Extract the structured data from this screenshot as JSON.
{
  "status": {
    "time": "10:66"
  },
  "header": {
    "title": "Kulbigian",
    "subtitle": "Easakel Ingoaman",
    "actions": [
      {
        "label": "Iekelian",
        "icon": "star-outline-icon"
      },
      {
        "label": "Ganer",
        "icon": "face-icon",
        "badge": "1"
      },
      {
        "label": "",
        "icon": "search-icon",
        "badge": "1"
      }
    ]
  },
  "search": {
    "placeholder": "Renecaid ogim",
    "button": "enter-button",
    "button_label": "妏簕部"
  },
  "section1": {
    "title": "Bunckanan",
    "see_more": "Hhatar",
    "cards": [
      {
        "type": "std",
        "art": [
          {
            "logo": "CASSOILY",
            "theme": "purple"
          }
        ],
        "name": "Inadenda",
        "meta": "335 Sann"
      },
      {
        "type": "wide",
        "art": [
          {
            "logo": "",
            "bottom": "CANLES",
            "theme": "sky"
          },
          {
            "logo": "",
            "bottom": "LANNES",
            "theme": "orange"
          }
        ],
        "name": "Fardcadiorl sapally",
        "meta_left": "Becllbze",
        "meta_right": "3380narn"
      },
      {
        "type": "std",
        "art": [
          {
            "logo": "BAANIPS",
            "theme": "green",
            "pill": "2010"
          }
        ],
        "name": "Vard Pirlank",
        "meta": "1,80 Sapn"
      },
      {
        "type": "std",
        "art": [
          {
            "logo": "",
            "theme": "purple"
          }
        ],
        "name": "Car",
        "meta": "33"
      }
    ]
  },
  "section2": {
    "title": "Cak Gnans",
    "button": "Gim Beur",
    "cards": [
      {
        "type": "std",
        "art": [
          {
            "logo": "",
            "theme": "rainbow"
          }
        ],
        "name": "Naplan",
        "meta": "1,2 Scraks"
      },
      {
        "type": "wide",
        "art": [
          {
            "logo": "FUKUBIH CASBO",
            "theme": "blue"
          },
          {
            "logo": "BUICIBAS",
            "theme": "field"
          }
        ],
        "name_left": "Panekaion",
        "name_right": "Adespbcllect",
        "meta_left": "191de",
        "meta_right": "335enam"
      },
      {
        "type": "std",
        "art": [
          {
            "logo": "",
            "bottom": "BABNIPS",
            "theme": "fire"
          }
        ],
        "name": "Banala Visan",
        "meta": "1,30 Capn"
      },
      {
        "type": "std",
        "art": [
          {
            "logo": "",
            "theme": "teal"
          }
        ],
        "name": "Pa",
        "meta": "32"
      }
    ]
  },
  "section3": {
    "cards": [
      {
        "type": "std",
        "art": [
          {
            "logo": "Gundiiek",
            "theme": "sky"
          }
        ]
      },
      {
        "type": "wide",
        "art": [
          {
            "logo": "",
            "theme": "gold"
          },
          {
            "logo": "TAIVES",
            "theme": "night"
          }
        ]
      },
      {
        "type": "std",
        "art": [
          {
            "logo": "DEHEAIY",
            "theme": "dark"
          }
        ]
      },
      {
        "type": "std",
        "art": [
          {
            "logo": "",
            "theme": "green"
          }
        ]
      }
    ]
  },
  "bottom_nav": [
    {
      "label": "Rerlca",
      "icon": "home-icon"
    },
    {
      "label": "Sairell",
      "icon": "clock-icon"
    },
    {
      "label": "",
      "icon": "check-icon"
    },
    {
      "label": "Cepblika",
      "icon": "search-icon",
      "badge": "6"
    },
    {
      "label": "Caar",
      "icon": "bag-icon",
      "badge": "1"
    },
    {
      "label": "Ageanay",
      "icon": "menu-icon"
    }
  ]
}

■ ■ ■

» **Prompt**: Each record above should be output again exactly.

» **The reply**:
Extract the structured data from this screenshot as JSON.
{
  "status": {
    "time": "10:66"
  },
  "header": {
    "title": "Kulbigian",
    "subtitle": "Easakel Ingoaman",
    "actions": [
      {
        "label": "Iekelian",
        "icon": "star-outline-icon"
      },
      {
        "label": "Ganer",
        "icon": "face-icon",
        "badge": "1"
      },
      {
        "label": "",
        "icon": "search-icon",
        "badge": "1"
      }
    ]
  },
  "search": {
    "placeholder": "Renecaid ogim",
    "button": "enter-button",
    "button_label": "妏簕部"
  },
  "section1": {
    "title": "Bunckanan",
    "see_more": "Hhatar",
    "cards": [
      {
        "type": "std",
        "art": [
          {
            "logo": "CASSOILY",
            "theme": "purple"
          }
        ],
        "name": "Inadenda",
        "meta": "335 Sann"
      },
      {
        "type": "wide",
        "art": [
          {
            "logo": "",
            "bottom": "CANLES",
            "theme": "sky"
          },
          {
            "logo": "",
            "bottom": "LANNES",
            "theme": "orange"
          }
        ],
        "name": "Fardcadiorl sapally",
        "meta_left": "Becllbze",
        "meta_right": "3380narn"
      },
      {
        "type": "std",
        "art": [
          {
            "logo": "BAANIPS",
            "theme": "green",
            "pill": "2010"
          }
        ],
        "name": "Vard Pirlank",
        "meta": "1,80 Sapn"
      },
      {
        "type": "std",
        "art": [
          {
            "logo": "",
            "theme": "purple"
          }
        ],
        "name": "Car",
        "meta": "33"
      }
    ]
  },
  "section2": {
    "title": "Cak Gnans",
    "button": "Gim Beur",
    "cards": [
      {
        "type": "std",
        "art": [
          {
            "logo": "",
            "theme": "rainbow"
          }
        ],
        "name": "Naplan",
        "meta": "1,2 Scraks"
      },
      {
        "type": "wide",
        "art": [
          {
            "logo": "FUKUBIH CASBO",
            "theme": "blue"
          },
          {
            "logo": "BUICIBAS",
            "theme": "field"
          }
        ],
        "name_left": "Panekaion",
        "name_right": "Adespbcllect",
        "meta_left": "191de",
        "meta_right": "335enam"
      },
      {
        "type": "std",
        "art": [
          {
            "logo": "",
            "bottom": "BABNIPS",
            "theme": "fire"
          }
        ],
        "name": "Banala Visan",
        "meta": "1,30 Capn"
      },
      {
        "type": "std",
        "art": [
          {
            "logo": "",
            "theme": "teal"
          }
        ],
        "name": "Pa",
        "meta": "32"
      }
    ]
  },
  "section3": {
    "cards": [
      {
        "type": "std",
        "art": [
          {
            "logo": "Gundiiek",
            "theme": "sky"
          }
        ]
      },
      {
        "type": "wide",
        "art": [
          {
            "logo": "",
            "theme": "gold"
          },
          {
            "logo": "TAIVES",
            "theme": "night"
          }
        ]
      },
      {
        "type": "std",
        "art": [
          {
            "logo": "DEHEAIY",
            "theme": "dark"
          }
        ]
      },
      {
        "type": "std",
        "art": [
          {
            "logo": "",
            "theme": "green"
          }
        ]
      }
    ]
  },
  "bottom_nav": [
    {
      "label": "Rerlca",
      "icon": "home-icon"
    },
    {
      "label": "Sairell",
      "icon": "clock-icon"
    },
    {
      "label": "",
      "icon": "check-icon"
    },
    {
      "label": "Cepblika",
      "icon": "search-icon",
      "badge": "6"
    },
    {
      "label": "Caar",
      "icon": "bag-icon",
      "badge": "1"
    },
    {
      "label": "Ageanay",
      "icon": "menu-icon"
    }
  ]
}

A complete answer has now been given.